**YOUR OBJECTIVE**
Render the material again word for word, skipping the pictures in it.

**EXTRACTED ENTRIES**
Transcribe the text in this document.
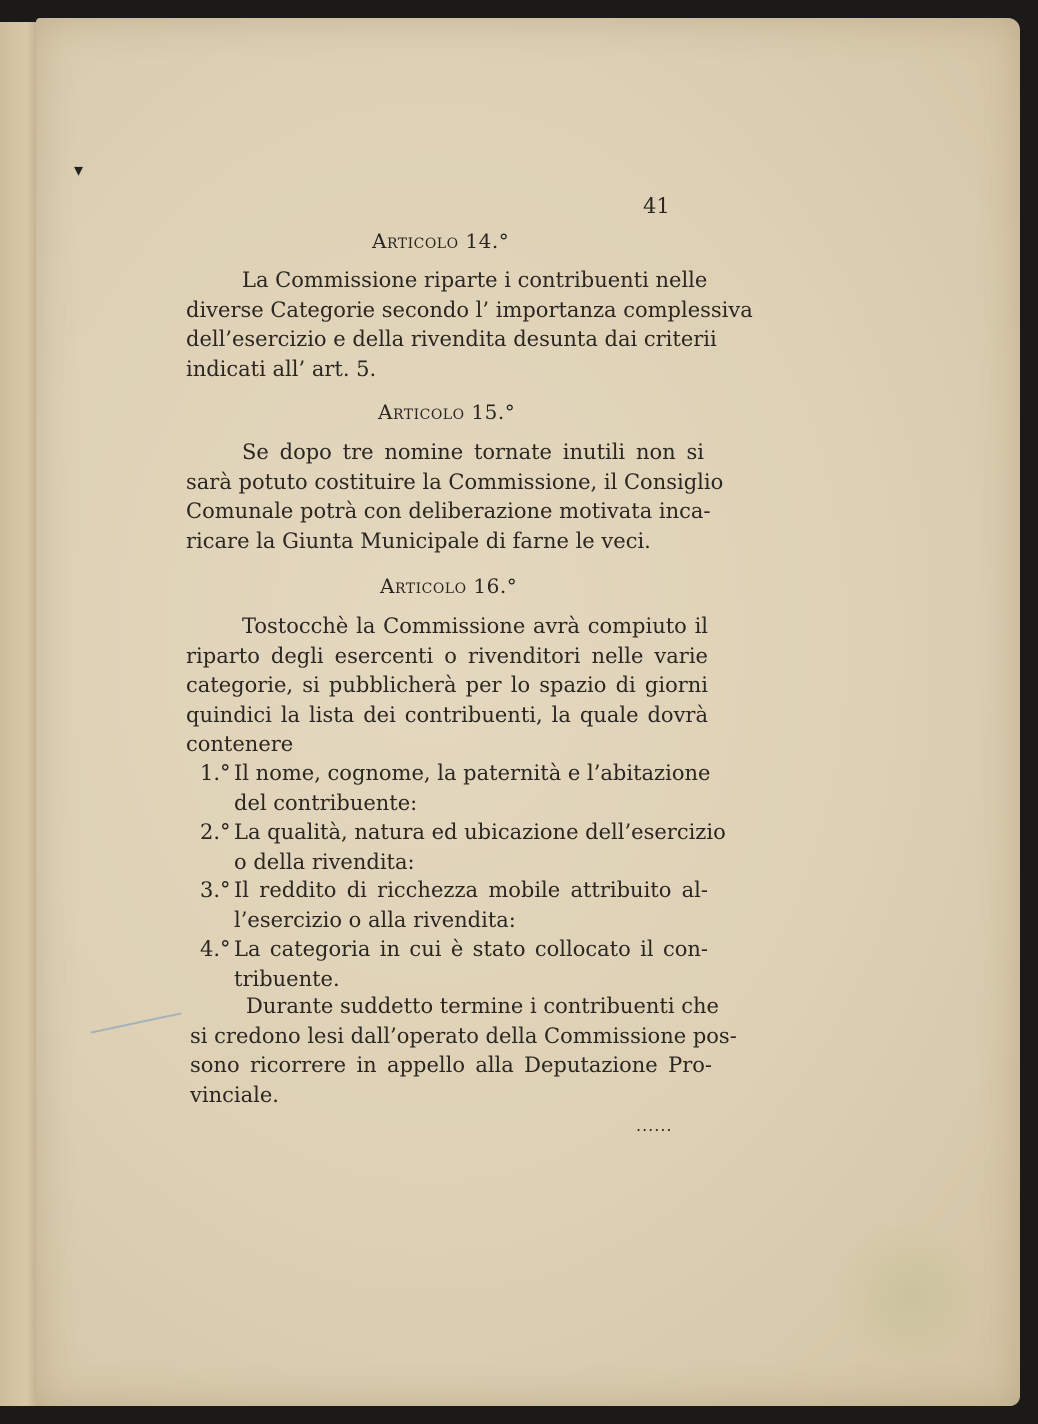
▾
41
Articolo 14.°
La Commissione riparte i contribuenti nelle
diverse Categorie secondo l’ importanza complessiva
dell’esercizio e della rivendita desunta dai criterii
indicati all’ art. 5.
Articolo 15.°
Se dopo tre nomine tornate inutili non si
sarà potuto costituire la Commissione, il Consiglio
Comunale potrà con deliberazione motivata inca-
ricare la Giunta Municipale di farne le veci.
Articolo 16.°
Tostocchè la Commissione avrà compiuto il
riparto degli esercenti o rivenditori nelle varie
categorie, si pubblicherà per lo spazio di giorni
quindici la lista dei contribuenti, la quale dovrà
contenere
1.° Il nome, cognome, la paternità e l’abitazione
del contribuente:
2.° La qualità, natura ed ubicazione dell’esercizio
o della rivendita:
3.° Il reddito di ricchezza mobile attribuito al-
l’esercizio o alla rivendita:
4.° La categoria in cui è stato collocato il con-
tribuente.
Durante suddetto termine i contribuenti che
si credono lesi dall’operato della Commissione pos-
sono ricorrere in appello alla Deputazione Pro-
vinciale.
......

**COMPLETE ANSWER**
Transcribe the text in this document.
▾
41
Articolo 14.°
La Commissione riparte i contribuenti nelle
diverse Categorie secondo l’ importanza complessiva
dell’esercizio e della rivendita desunta dai criterii
indicati all’ art. 5.
Articolo 15.°
Se dopo tre nomine tornate inutili non si
sarà potuto costituire la Commissione, il Consiglio
Comunale potrà con deliberazione motivata inca-
ricare la Giunta Municipale di farne le veci.
Articolo 16.°
Tostocchè la Commissione avrà compiuto il
riparto degli esercenti o rivenditori nelle varie
categorie, si pubblicherà per lo spazio di giorni
quindici la lista dei contribuenti, la quale dovrà
contenere
1.° Il nome, cognome, la paternità e l’abitazione
del contribuente:
2.° La qualità, natura ed ubicazione dell’esercizio
o della rivendita:
3.° Il reddito di ricchezza mobile attribuito al-
l’esercizio o alla rivendita:
4.° La categoria in cui è stato collocato il con-
tribuente.
Durante suddetto termine i contribuenti che
si credono lesi dall’operato della Commissione pos-
sono ricorrere in appello alla Deputazione Pro-
vinciale.
......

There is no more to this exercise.